(Records about charts and figures)
^^^^

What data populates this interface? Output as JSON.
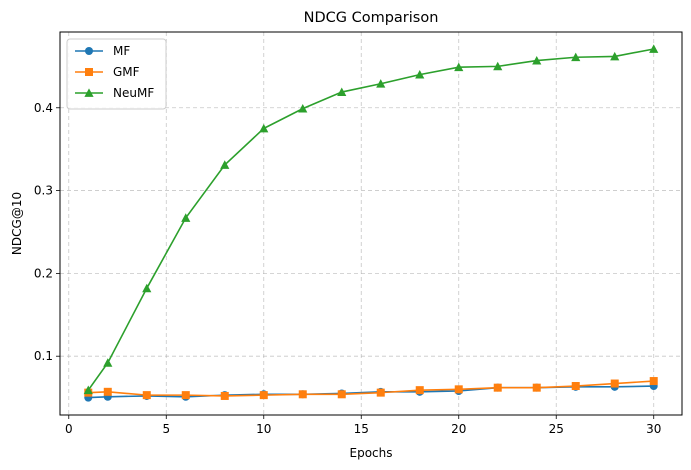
{
  "chart_data": {
    "type": "line",
    "title": "NDCG Comparison",
    "xlabel": "Epochs",
    "ylabel": "NDCG@10",
    "xlim": [
      -0.45,
      31.45
    ],
    "ylim": [
      0.029,
      0.4915
    ],
    "xticks": [
      0,
      5,
      10,
      15,
      20,
      25,
      30
    ],
    "yticks": [
      0.1,
      0.2,
      0.3,
      0.4
    ],
    "grid": true,
    "grid_style": "dashed",
    "legend_position": "upper left",
    "x": [
      1,
      2,
      4,
      6,
      8,
      10,
      12,
      14,
      16,
      18,
      20,
      22,
      24,
      26,
      28,
      30
    ],
    "series": [
      {
        "name": "MF",
        "color": "#1f77b4",
        "marker": "circle",
        "values": [
          0.05,
          0.051,
          0.052,
          0.051,
          0.053,
          0.054,
          0.054,
          0.055,
          0.057,
          0.057,
          0.058,
          0.062,
          0.062,
          0.063,
          0.063,
          0.064
        ]
      },
      {
        "name": "GMF",
        "color": "#ff7f0e",
        "marker": "square",
        "values": [
          0.056,
          0.057,
          0.053,
          0.053,
          0.052,
          0.053,
          0.054,
          0.054,
          0.056,
          0.059,
          0.06,
          0.062,
          0.062,
          0.064,
          0.067,
          0.07
        ]
      },
      {
        "name": "NeuMF",
        "color": "#2ca02c",
        "marker": "triangle",
        "values": [
          0.059,
          0.092,
          0.182,
          0.267,
          0.331,
          0.375,
          0.399,
          0.419,
          0.429,
          0.44,
          0.449,
          0.45,
          0.457,
          0.461,
          0.462,
          0.471
        ]
      }
    ]
  }
}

^^^^

→ GIVEN EXERCISE: Skipping the pictures, transcribe each line above exactly as it appears.

→ EXERCISE RESPONSE:
What data populates this interface? Output as JSON.
{
  "chart_data": {
    "type": "line",
    "title": "NDCG Comparison",
    "xlabel": "Epochs",
    "ylabel": "NDCG@10",
    "xlim": [
      -0.45,
      31.45
    ],
    "ylim": [
      0.029,
      0.4915
    ],
    "xticks": [
      0,
      5,
      10,
      15,
      20,
      25,
      30
    ],
    "yticks": [
      0.1,
      0.2,
      0.3,
      0.4
    ],
    "grid": true,
    "grid_style": "dashed",
    "legend_position": "upper left",
    "x": [
      1,
      2,
      4,
      6,
      8,
      10,
      12,
      14,
      16,
      18,
      20,
      22,
      24,
      26,
      28,
      30
    ],
    "series": [
      {
        "name": "MF",
        "color": "#1f77b4",
        "marker": "circle",
        "values": [
          0.05,
          0.051,
          0.052,
          0.051,
          0.053,
          0.054,
          0.054,
          0.055,
          0.057,
          0.057,
          0.058,
          0.062,
          0.062,
          0.063,
          0.063,
          0.064
        ]
      },
      {
        "name": "GMF",
        "color": "#ff7f0e",
        "marker": "square",
        "values": [
          0.056,
          0.057,
          0.053,
          0.053,
          0.052,
          0.053,
          0.054,
          0.054,
          0.056,
          0.059,
          0.06,
          0.062,
          0.062,
          0.064,
          0.067,
          0.07
        ]
      },
      {
        "name": "NeuMF",
        "color": "#2ca02c",
        "marker": "triangle",
        "values": [
          0.059,
          0.092,
          0.182,
          0.267,
          0.331,
          0.375,
          0.399,
          0.419,
          0.429,
          0.44,
          0.449,
          0.45,
          0.457,
          0.461,
          0.462,
          0.471
        ]
      }
    ]
  }
}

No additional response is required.